● The problem:
Copy each line of the listing below exactly.

● Information shown:
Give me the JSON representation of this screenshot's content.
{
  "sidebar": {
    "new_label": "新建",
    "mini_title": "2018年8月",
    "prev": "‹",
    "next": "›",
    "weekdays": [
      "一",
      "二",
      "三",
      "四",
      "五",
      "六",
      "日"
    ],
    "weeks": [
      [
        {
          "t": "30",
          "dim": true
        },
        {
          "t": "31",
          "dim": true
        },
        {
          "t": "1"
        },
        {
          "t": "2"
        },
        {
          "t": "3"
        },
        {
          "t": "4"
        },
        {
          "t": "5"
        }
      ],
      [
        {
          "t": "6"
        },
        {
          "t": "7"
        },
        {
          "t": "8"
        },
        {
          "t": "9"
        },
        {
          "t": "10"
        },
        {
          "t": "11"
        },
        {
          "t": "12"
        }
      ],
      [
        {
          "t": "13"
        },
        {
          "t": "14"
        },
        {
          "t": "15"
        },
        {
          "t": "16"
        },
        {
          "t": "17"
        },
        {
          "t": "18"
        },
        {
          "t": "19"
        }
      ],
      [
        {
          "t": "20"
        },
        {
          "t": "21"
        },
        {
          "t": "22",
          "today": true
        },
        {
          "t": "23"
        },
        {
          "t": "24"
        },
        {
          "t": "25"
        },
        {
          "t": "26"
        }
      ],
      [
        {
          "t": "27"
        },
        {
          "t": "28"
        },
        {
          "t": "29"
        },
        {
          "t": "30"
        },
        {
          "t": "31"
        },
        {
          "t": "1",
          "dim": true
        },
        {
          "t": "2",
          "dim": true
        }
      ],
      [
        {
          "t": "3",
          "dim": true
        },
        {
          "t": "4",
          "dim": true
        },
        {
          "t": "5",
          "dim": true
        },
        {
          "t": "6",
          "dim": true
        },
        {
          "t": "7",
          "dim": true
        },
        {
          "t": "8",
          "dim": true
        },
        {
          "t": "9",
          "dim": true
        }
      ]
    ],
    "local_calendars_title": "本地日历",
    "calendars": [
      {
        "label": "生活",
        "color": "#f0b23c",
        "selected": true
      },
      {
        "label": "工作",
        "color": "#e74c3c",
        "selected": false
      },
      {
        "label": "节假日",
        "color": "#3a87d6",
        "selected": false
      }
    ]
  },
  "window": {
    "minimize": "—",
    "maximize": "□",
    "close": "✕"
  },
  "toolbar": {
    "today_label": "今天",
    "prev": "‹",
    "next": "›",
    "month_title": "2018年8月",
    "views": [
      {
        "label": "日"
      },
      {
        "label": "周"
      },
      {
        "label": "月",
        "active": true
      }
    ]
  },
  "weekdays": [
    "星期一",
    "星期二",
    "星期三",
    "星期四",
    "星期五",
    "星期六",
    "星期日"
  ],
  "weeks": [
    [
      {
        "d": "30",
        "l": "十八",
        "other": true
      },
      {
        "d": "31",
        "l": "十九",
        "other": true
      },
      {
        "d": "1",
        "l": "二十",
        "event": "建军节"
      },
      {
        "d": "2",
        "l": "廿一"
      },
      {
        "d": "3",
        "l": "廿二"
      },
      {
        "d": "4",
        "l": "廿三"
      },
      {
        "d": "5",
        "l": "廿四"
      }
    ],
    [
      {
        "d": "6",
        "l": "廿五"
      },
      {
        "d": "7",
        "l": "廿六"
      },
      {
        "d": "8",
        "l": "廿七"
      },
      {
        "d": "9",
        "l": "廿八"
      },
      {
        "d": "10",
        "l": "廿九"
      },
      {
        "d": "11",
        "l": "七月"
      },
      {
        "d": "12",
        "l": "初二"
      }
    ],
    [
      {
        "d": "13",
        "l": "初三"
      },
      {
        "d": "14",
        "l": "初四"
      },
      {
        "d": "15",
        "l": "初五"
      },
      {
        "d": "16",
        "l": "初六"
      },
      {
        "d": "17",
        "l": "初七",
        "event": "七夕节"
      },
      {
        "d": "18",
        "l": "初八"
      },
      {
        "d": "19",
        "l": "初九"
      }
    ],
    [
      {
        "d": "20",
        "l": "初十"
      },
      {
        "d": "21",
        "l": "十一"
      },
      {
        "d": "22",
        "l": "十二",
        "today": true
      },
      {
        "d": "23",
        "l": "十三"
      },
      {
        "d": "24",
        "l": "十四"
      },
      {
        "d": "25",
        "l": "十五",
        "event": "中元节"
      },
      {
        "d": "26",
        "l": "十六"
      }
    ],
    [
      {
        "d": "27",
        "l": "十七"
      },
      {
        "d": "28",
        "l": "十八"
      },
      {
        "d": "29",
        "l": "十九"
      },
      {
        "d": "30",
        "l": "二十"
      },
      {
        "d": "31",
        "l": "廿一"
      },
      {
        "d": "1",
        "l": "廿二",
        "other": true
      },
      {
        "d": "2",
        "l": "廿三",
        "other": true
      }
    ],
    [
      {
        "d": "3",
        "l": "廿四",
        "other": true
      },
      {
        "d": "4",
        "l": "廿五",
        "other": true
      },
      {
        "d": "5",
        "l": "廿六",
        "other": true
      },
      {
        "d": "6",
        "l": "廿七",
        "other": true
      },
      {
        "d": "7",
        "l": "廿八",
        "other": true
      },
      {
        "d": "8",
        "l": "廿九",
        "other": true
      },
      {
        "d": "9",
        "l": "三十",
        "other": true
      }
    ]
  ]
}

● The answer:
Give me the JSON representation of this screenshot's content.
{
  "sidebar": {
    "new_label": "新建",
    "mini_title": "2018年8月",
    "prev": "‹",
    "next": "›",
    "weekdays": [
      "一",
      "二",
      "三",
      "四",
      "五",
      "六",
      "日"
    ],
    "weeks": [
      [
        {
          "t": "30",
          "dim": true
        },
        {
          "t": "31",
          "dim": true
        },
        {
          "t": "1"
        },
        {
          "t": "2"
        },
        {
          "t": "3"
        },
        {
          "t": "4"
        },
        {
          "t": "5"
        }
      ],
      [
        {
          "t": "6"
        },
        {
          "t": "7"
        },
        {
          "t": "8"
        },
        {
          "t": "9"
        },
        {
          "t": "10"
        },
        {
          "t": "11"
        },
        {
          "t": "12"
        }
      ],
      [
        {
          "t": "13"
        },
        {
          "t": "14"
        },
        {
          "t": "15"
        },
        {
          "t": "16"
        },
        {
          "t": "17"
        },
        {
          "t": "18"
        },
        {
          "t": "19"
        }
      ],
      [
        {
          "t": "20"
        },
        {
          "t": "21"
        },
        {
          "t": "22",
          "today": true
        },
        {
          "t": "23"
        },
        {
          "t": "24"
        },
        {
          "t": "25"
        },
        {
          "t": "26"
        }
      ],
      [
        {
          "t": "27"
        },
        {
          "t": "28"
        },
        {
          "t": "29"
        },
        {
          "t": "30"
        },
        {
          "t": "31"
        },
        {
          "t": "1",
          "dim": true
        },
        {
          "t": "2",
          "dim": true
        }
      ],
      [
        {
          "t": "3",
          "dim": true
        },
        {
          "t": "4",
          "dim": true
        },
        {
          "t": "5",
          "dim": true
        },
        {
          "t": "6",
          "dim": true
        },
        {
          "t": "7",
          "dim": true
        },
        {
          "t": "8",
          "dim": true
        },
        {
          "t": "9",
          "dim": true
        }
      ]
    ],
    "local_calendars_title": "本地日历",
    "calendars": [
      {
        "label": "生活",
        "color": "#f0b23c",
        "selected": true
      },
      {
        "label": "工作",
        "color": "#e74c3c",
        "selected": false
      },
      {
        "label": "节假日",
        "color": "#3a87d6",
        "selected": false
      }
    ]
  },
  "window": {
    "minimize": "—",
    "maximize": "□",
    "close": "✕"
  },
  "toolbar": {
    "today_label": "今天",
    "prev": "‹",
    "next": "›",
    "month_title": "2018年8月",
    "views": [
      {
        "label": "日"
      },
      {
        "label": "周"
      },
      {
        "label": "月",
        "active": true
      }
    ]
  },
  "weekdays": [
    "星期一",
    "星期二",
    "星期三",
    "星期四",
    "星期五",
    "星期六",
    "星期日"
  ],
  "weeks": [
    [
      {
        "d": "30",
        "l": "十八",
        "other": true
      },
      {
        "d": "31",
        "l": "十九",
        "other": true
      },
      {
        "d": "1",
        "l": "二十",
        "event": "建军节"
      },
      {
        "d": "2",
        "l": "廿一"
      },
      {
        "d": "3",
        "l": "廿二"
      },
      {
        "d": "4",
        "l": "廿三"
      },
      {
        "d": "5",
        "l": "廿四"
      }
    ],
    [
      {
        "d": "6",
        "l": "廿五"
      },
      {
        "d": "7",
        "l": "廿六"
      },
      {
        "d": "8",
        "l": "廿七"
      },
      {
        "d": "9",
        "l": "廿八"
      },
      {
        "d": "10",
        "l": "廿九"
      },
      {
        "d": "11",
        "l": "七月"
      },
      {
        "d": "12",
        "l": "初二"
      }
    ],
    [
      {
        "d": "13",
        "l": "初三"
      },
      {
        "d": "14",
        "l": "初四"
      },
      {
        "d": "15",
        "l": "初五"
      },
      {
        "d": "16",
        "l": "初六"
      },
      {
        "d": "17",
        "l": "初七",
        "event": "七夕节"
      },
      {
        "d": "18",
        "l": "初八"
      },
      {
        "d": "19",
        "l": "初九"
      }
    ],
    [
      {
        "d": "20",
        "l": "初十"
      },
      {
        "d": "21",
        "l": "十一"
      },
      {
        "d": "22",
        "l": "十二",
        "today": true
      },
      {
        "d": "23",
        "l": "十三"
      },
      {
        "d": "24",
        "l": "十四"
      },
      {
        "d": "25",
        "l": "十五",
        "event": "中元节"
      },
      {
        "d": "26",
        "l": "十六"
      }
    ],
    [
      {
        "d": "27",
        "l": "十七"
      },
      {
        "d": "28",
        "l": "十八"
      },
      {
        "d": "29",
        "l": "十九"
      },
      {
        "d": "30",
        "l": "二十"
      },
      {
        "d": "31",
        "l": "廿一"
      },
      {
        "d": "1",
        "l": "廿二",
        "other": true
      },
      {
        "d": "2",
        "l": "廿三",
        "other": true
      }
    ],
    [
      {
        "d": "3",
        "l": "廿四",
        "other": true
      },
      {
        "d": "4",
        "l": "廿五",
        "other": true
      },
      {
        "d": "5",
        "l": "廿六",
        "other": true
      },
      {
        "d": "6",
        "l": "廿七",
        "other": true
      },
      {
        "d": "7",
        "l": "廿八",
        "other": true
      },
      {
        "d": "8",
        "l": "廿九",
        "other": true
      },
      {
        "d": "9",
        "l": "三十",
        "other": true
      }
    ]
  ]
}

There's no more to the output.